**TASK**
Return all lines below containing the word "RADIAL".

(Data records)
···
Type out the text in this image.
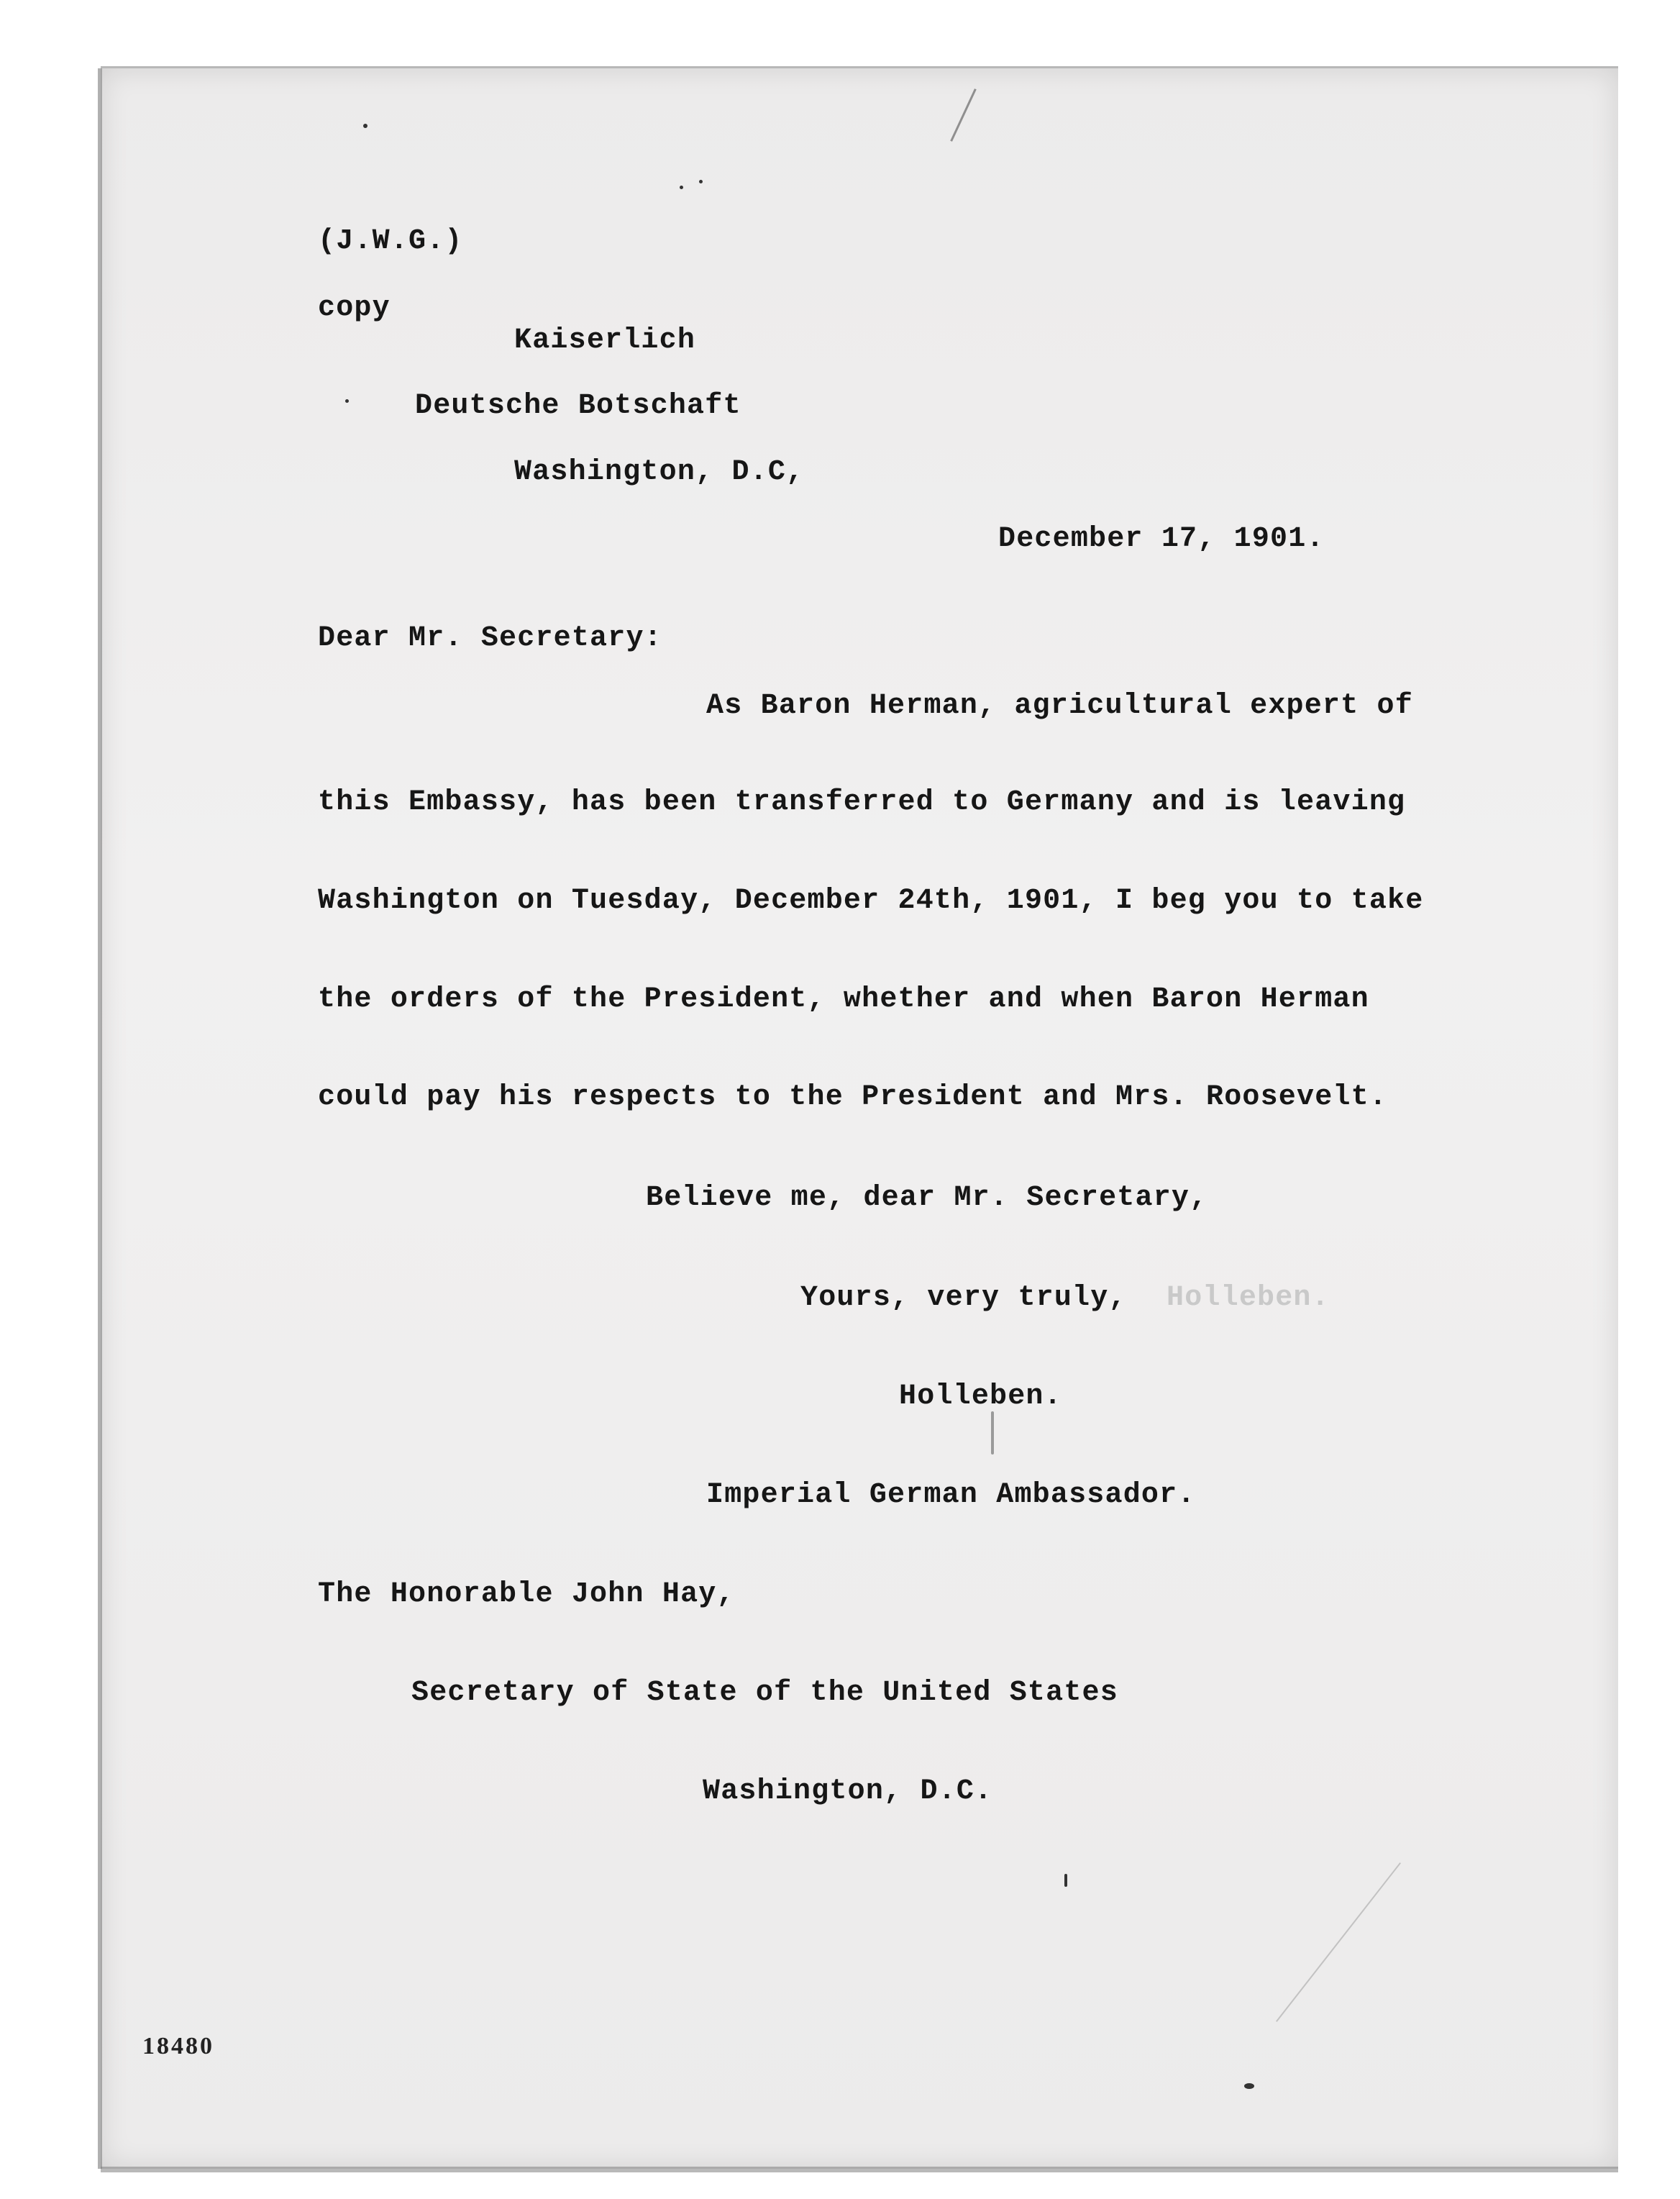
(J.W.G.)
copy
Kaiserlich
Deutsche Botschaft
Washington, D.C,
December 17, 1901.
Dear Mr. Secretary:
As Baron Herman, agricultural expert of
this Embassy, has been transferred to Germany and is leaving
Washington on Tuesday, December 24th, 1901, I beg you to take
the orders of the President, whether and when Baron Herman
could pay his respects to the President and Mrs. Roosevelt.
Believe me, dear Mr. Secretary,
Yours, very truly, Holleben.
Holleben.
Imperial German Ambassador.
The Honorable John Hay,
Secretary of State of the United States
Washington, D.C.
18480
···
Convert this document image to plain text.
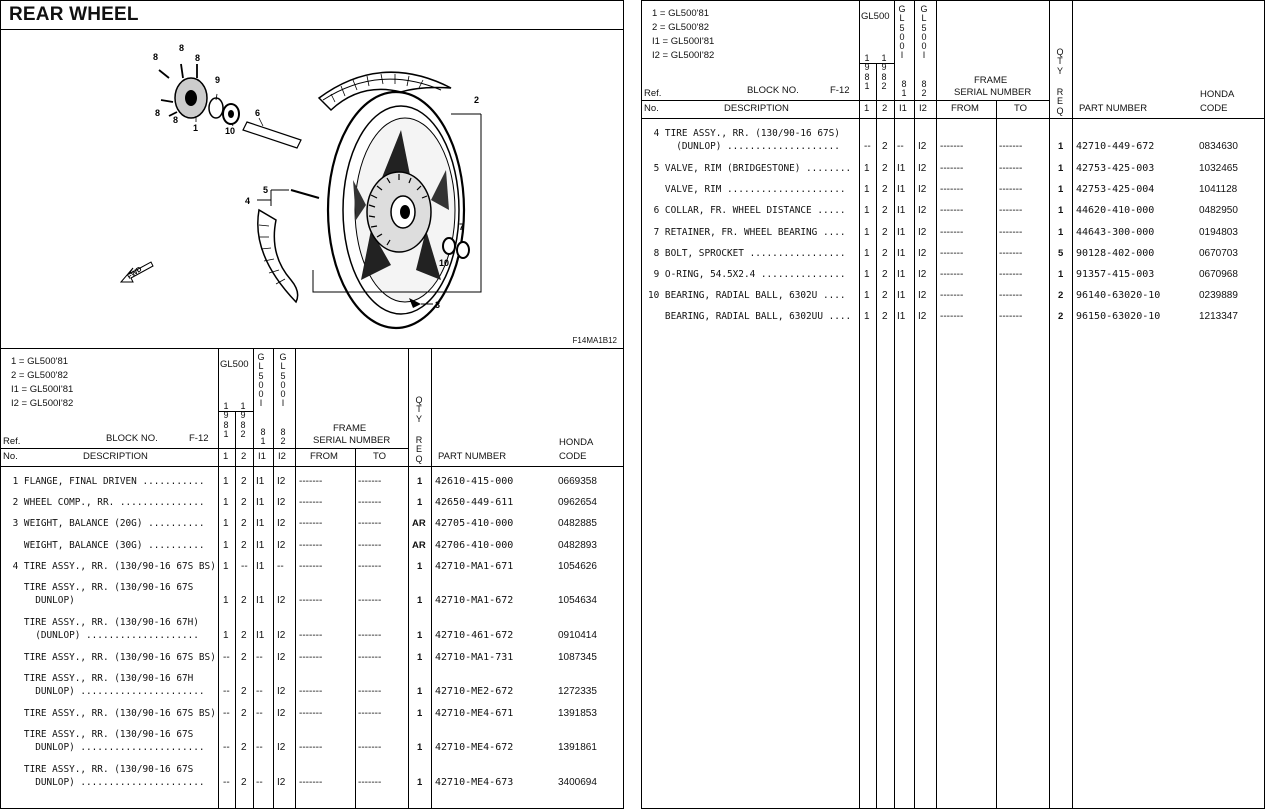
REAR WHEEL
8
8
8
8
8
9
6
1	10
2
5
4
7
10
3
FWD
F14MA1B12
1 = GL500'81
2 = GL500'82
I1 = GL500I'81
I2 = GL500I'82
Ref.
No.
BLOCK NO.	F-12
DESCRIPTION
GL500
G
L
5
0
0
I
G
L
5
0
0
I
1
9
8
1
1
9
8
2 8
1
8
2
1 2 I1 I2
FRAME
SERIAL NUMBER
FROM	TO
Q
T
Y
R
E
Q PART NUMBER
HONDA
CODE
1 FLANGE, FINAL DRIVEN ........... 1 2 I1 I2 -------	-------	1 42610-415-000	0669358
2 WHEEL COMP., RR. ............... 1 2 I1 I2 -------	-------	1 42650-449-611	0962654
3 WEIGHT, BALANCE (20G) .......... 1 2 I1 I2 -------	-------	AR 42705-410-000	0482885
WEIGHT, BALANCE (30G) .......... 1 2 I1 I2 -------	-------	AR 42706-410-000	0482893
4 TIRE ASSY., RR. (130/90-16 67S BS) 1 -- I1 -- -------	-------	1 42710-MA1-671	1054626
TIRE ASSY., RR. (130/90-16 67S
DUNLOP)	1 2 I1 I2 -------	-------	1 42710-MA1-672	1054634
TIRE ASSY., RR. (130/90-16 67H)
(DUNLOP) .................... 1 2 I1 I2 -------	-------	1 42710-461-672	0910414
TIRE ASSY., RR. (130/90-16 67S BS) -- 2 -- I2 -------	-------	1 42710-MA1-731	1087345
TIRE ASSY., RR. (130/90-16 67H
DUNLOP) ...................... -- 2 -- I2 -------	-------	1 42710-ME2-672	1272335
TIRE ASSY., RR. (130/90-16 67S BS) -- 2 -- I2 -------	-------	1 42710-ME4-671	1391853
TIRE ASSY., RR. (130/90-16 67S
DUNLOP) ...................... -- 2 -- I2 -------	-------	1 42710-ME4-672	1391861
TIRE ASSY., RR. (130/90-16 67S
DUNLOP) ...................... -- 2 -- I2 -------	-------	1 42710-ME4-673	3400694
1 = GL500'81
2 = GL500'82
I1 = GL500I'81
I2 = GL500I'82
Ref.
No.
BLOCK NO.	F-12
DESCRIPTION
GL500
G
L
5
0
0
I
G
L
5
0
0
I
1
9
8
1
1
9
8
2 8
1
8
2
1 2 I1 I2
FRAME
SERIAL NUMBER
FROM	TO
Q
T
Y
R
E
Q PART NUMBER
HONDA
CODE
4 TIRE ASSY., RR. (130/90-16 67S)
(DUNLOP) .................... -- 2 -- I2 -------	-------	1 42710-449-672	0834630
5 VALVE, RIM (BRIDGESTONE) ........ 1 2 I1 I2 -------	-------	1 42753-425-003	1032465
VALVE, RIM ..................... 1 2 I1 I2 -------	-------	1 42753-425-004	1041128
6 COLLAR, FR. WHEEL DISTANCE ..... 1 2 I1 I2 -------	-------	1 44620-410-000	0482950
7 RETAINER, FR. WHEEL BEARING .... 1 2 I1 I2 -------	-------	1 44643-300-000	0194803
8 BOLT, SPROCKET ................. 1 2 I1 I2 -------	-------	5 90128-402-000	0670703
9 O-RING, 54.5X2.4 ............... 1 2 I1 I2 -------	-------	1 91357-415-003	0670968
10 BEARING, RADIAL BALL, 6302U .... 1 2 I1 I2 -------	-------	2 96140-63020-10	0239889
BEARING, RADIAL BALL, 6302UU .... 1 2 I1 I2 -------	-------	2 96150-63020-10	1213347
···
**CORRECT OUTPUT**
10 BEARING, RADIAL BALL, 6302U .... 1 2 I1 I2 -------	-------	2 96140-63020-10	0239889
BEARING, RADIAL BALL, 6302UU .... 1 2 I1 I2 -------	-------	2 96150-63020-10	1213347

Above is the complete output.